Goal of the exercise ▸ Locate the lines that hold the string "title". Copy every such line.

[Records from a data source]
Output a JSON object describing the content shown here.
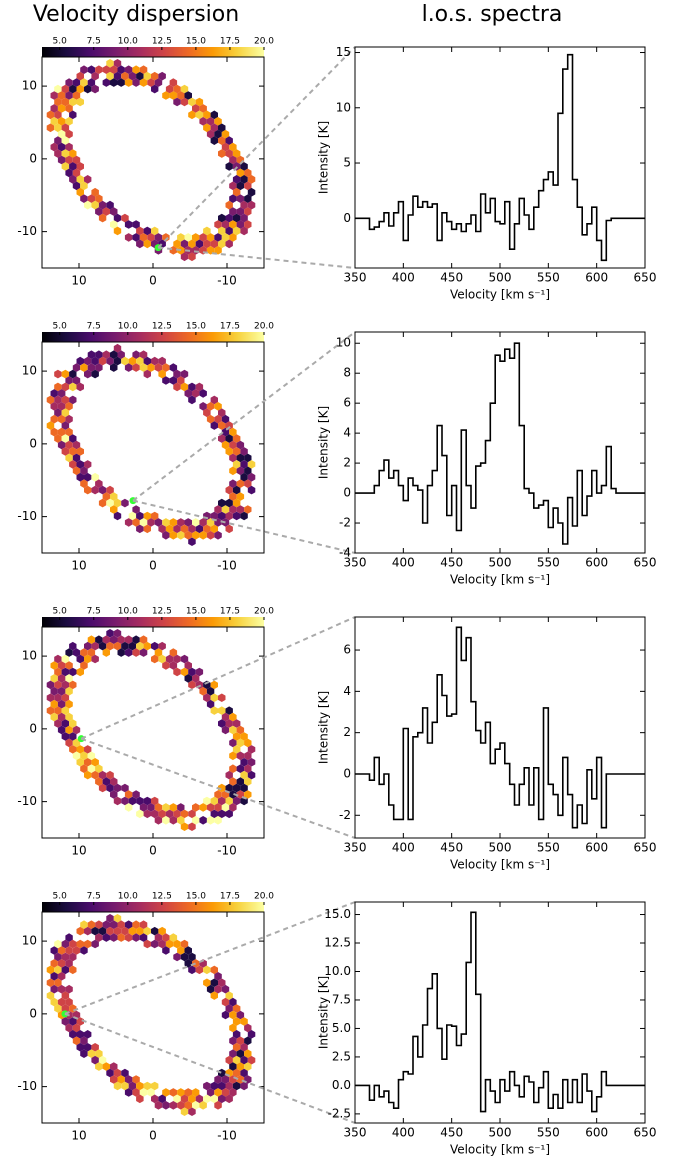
{
  "chart_data": [
    {
      "type": "hexbin_map",
      "title": "Velocity dispersion",
      "xlim": [
        15,
        -15
      ],
      "ylim": [
        -15,
        14
      ],
      "xticks": [
        10,
        0,
        -10
      ],
      "yticks": [
        10,
        0,
        -10
      ],
      "colorbar": {
        "lim": [
          3.7,
          20
        ],
        "ticks": [
          {
            "value": 5,
            "label": "5.0"
          },
          7.5,
          {
            "value": 10,
            "label": "10.0"
          },
          12.5,
          {
            "value": 15,
            "label": "15.0"
          },
          17.5,
          {
            "value": 20,
            "label": "20.0"
          }
        ]
      },
      "marker": {
        "x": -0.7,
        "y": -12.2,
        "color": "#33ff33"
      }
    },
    {
      "type": "line",
      "title": "l.o.s. spectra",
      "xlabel": "Velocity [km s⁻¹]",
      "ylabel": "Intensity [K]",
      "color": "#000000",
      "xlim": [
        350,
        650
      ],
      "ylim": [
        -4.5,
        15.5
      ],
      "xticks": [
        350,
        400,
        450,
        500,
        550,
        600,
        650
      ],
      "yticks": [
        0,
        5,
        10,
        15
      ],
      "x": [
        350,
        355,
        360,
        365,
        370,
        375,
        380,
        385,
        390,
        395,
        400,
        405,
        410,
        415,
        420,
        425,
        430,
        435,
        440,
        445,
        450,
        455,
        460,
        465,
        470,
        475,
        480,
        485,
        490,
        495,
        500,
        505,
        510,
        515,
        520,
        525,
        530,
        535,
        540,
        545,
        550,
        555,
        560,
        565,
        570,
        575,
        580,
        585,
        590,
        595,
        600,
        605,
        610,
        615,
        620,
        625,
        630,
        635,
        640,
        645,
        650
      ],
      "values": [
        0,
        0,
        0,
        -1,
        -0.8,
        -0.3,
        0.5,
        -0.7,
        0.5,
        1.5,
        -2,
        0.3,
        2,
        1,
        1.5,
        1,
        1.3,
        -2,
        0.5,
        -0.3,
        -1,
        -0.5,
        -1.2,
        -0.5,
        0.3,
        -1.2,
        2.2,
        0.5,
        1.8,
        -0.3,
        -0.5,
        1.5,
        -2.8,
        -0.5,
        1.8,
        0.3,
        -1,
        1,
        2.5,
        3.5,
        4.2,
        3,
        9.5,
        13.5,
        14.8,
        3.5,
        1,
        -1.5,
        -0.5,
        1,
        -2,
        -3.8,
        -0.2,
        0,
        0,
        0,
        0,
        0,
        0,
        0,
        0
      ]
    },
    {
      "type": "hexbin_map",
      "xlim": [
        15,
        -15
      ],
      "ylim": [
        -15,
        14
      ],
      "xticks": [
        10,
        0,
        -10
      ],
      "yticks": [
        10,
        0,
        -10
      ],
      "colorbar": {
        "lim": [
          3.7,
          20
        ],
        "ticks": [
          {
            "value": 5,
            "label": "5.0"
          },
          7.5,
          {
            "value": 10,
            "label": "10.0"
          },
          12.5,
          {
            "value": 15,
            "label": "15.0"
          },
          17.5,
          {
            "value": 20,
            "label": "20.0"
          }
        ]
      },
      "marker": {
        "x": 2.7,
        "y": -7.8,
        "color": "#33ff33"
      }
    },
    {
      "type": "line",
      "xlabel": "Velocity [km s⁻¹]",
      "ylabel": "Intensity [K]",
      "color": "#000000",
      "xlim": [
        350,
        650
      ],
      "ylim": [
        -4,
        10.75
      ],
      "xticks": [
        350,
        400,
        450,
        500,
        550,
        600,
        650
      ],
      "yticks": [
        -4,
        -2,
        0,
        2,
        4,
        6,
        8,
        10
      ],
      "x": [
        350,
        355,
        360,
        365,
        370,
        375,
        380,
        385,
        390,
        395,
        400,
        405,
        410,
        415,
        420,
        425,
        430,
        435,
        440,
        445,
        450,
        455,
        460,
        465,
        470,
        475,
        480,
        485,
        490,
        495,
        500,
        505,
        510,
        515,
        520,
        525,
        530,
        535,
        540,
        545,
        550,
        555,
        560,
        565,
        570,
        575,
        580,
        585,
        590,
        595,
        600,
        605,
        610,
        615,
        620,
        625,
        630,
        635,
        640,
        645,
        650
      ],
      "values": [
        0,
        0,
        0,
        0,
        0.5,
        1.5,
        2.2,
        1,
        1.5,
        0.5,
        -0.5,
        1,
        0.5,
        0.2,
        -2,
        0.5,
        1.5,
        4.5,
        2.5,
        -1.5,
        0.5,
        -2.5,
        4.2,
        0.5,
        -1,
        1.8,
        2,
        3.5,
        6,
        9.2,
        8.8,
        9.6,
        9,
        10,
        4.5,
        0.3,
        0,
        -1,
        -0.8,
        -0.5,
        -2.3,
        -1,
        -2,
        -3.4,
        -0.3,
        -2.2,
        1.5,
        -1.5,
        -0.2,
        1.5,
        0,
        0.5,
        3.1,
        0.3,
        0,
        0,
        0,
        0,
        0,
        0,
        0
      ]
    },
    {
      "type": "hexbin_map",
      "xlim": [
        15,
        -15
      ],
      "ylim": [
        -15,
        14
      ],
      "xticks": [
        10,
        0,
        -10
      ],
      "yticks": [
        10,
        0,
        -10
      ],
      "colorbar": {
        "lim": [
          3.7,
          20
        ],
        "ticks": [
          {
            "value": 5,
            "label": "5.0"
          },
          7.5,
          {
            "value": 10,
            "label": "10.0"
          },
          12.5,
          {
            "value": 15,
            "label": "15.0"
          },
          17.5,
          {
            "value": 20,
            "label": "20.0"
          }
        ]
      },
      "marker": {
        "x": 9.7,
        "y": -1.35,
        "color": "#33ff33"
      }
    },
    {
      "type": "line",
      "xlabel": "Velocity [km s⁻¹]",
      "ylabel": "Intensity [K]",
      "color": "#000000",
      "xlim": [
        350,
        650
      ],
      "ylim": [
        -3.1,
        7.6
      ],
      "xticks": [
        350,
        400,
        450,
        500,
        550,
        600,
        650
      ],
      "yticks": [
        -2,
        0,
        2,
        4,
        6
      ],
      "x": [
        350,
        355,
        360,
        365,
        370,
        375,
        380,
        385,
        390,
        395,
        400,
        405,
        410,
        415,
        420,
        425,
        430,
        435,
        440,
        445,
        450,
        455,
        460,
        465,
        470,
        475,
        480,
        485,
        490,
        495,
        500,
        505,
        510,
        515,
        520,
        525,
        530,
        535,
        540,
        545,
        550,
        555,
        560,
        565,
        570,
        575,
        580,
        585,
        590,
        595,
        600,
        605,
        610,
        615,
        620,
        625,
        630,
        635,
        640,
        645,
        650
      ],
      "values": [
        0,
        0,
        0,
        -0.3,
        0.8,
        -0.5,
        0,
        -1.5,
        -2.2,
        -2.2,
        2.2,
        -2.2,
        1.8,
        2,
        3.2,
        1.5,
        2.5,
        4.8,
        3.8,
        2.8,
        2.9,
        7.1,
        5.5,
        6.6,
        3.5,
        2.1,
        1.5,
        2.5,
        0.5,
        1.2,
        1.5,
        0.5,
        -0.5,
        -1.5,
        -0.5,
        0.3,
        -1.5,
        0.3,
        -2.2,
        3.2,
        -0.5,
        -1,
        -2,
        0.8,
        -1,
        -2.6,
        -1.5,
        -2.4,
        0.2,
        -1.2,
        0.8,
        -2.6,
        0,
        0,
        0,
        0,
        0,
        0,
        0,
        0,
        0
      ]
    },
    {
      "type": "hexbin_map",
      "xlim": [
        15,
        -15
      ],
      "ylim": [
        -15,
        14
      ],
      "xticks": [
        10,
        0,
        -10
      ],
      "yticks": [
        10,
        0,
        -10
      ],
      "colorbar": {
        "lim": [
          3.7,
          20
        ],
        "ticks": [
          {
            "value": 5,
            "label": "5.0"
          },
          7.5,
          {
            "value": 10,
            "label": "10.0"
          },
          12.5,
          {
            "value": 15,
            "label": "15.0"
          },
          17.5,
          {
            "value": 20,
            "label": "20.0"
          }
        ]
      },
      "marker": {
        "x": 11.9,
        "y": 0,
        "color": "#33ff33"
      }
    },
    {
      "type": "line",
      "xlabel": "Velocity [km s⁻¹]",
      "ylabel": "Intensity [K]",
      "color": "#000000",
      "xlim": [
        350,
        650
      ],
      "ylim": [
        -3.3,
        16.1
      ],
      "xticks": [
        350,
        400,
        450,
        500,
        550,
        600,
        650
      ],
      "yticks": [
        -2.5,
        {
          "value": 0,
          "label": "0.0"
        },
        2.5,
        {
          "value": 5,
          "label": "5.0"
        },
        7.5,
        {
          "value": 10,
          "label": "10.0"
        },
        12.5,
        {
          "value": 15,
          "label": "15.0"
        }
      ],
      "x": [
        350,
        355,
        360,
        365,
        370,
        375,
        380,
        385,
        390,
        395,
        400,
        405,
        410,
        415,
        420,
        425,
        430,
        435,
        440,
        445,
        450,
        455,
        460,
        465,
        470,
        475,
        480,
        485,
        490,
        495,
        500,
        505,
        510,
        515,
        520,
        525,
        530,
        535,
        540,
        545,
        550,
        555,
        560,
        565,
        570,
        575,
        580,
        585,
        590,
        595,
        600,
        605,
        610,
        615,
        620,
        625,
        630,
        635,
        640,
        645,
        650
      ],
      "values": [
        0,
        0,
        0,
        -1.3,
        0,
        -1,
        -0.5,
        -1.5,
        -2,
        0.5,
        1.2,
        1,
        4.3,
        2.5,
        5.3,
        8.5,
        9.8,
        5,
        2.3,
        5.3,
        5.2,
        3.5,
        4.5,
        10.8,
        15.2,
        8,
        -2.3,
        0.5,
        -0.5,
        -1.5,
        0.5,
        -0.5,
        1.2,
        0,
        -1,
        0.8,
        0.3,
        -1.5,
        -0.2,
        1.2,
        -2,
        -0.8,
        -2,
        0.5,
        -1.5,
        0.5,
        -1.5,
        1,
        -0.5,
        -2.3,
        -1,
        1.2,
        0,
        0,
        0,
        0,
        0,
        0,
        0,
        0,
        0
      ]
    }
  ]
}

The completed task ▸
      "title": "Velocity dispersion",
      "title": "l.o.s. spectra",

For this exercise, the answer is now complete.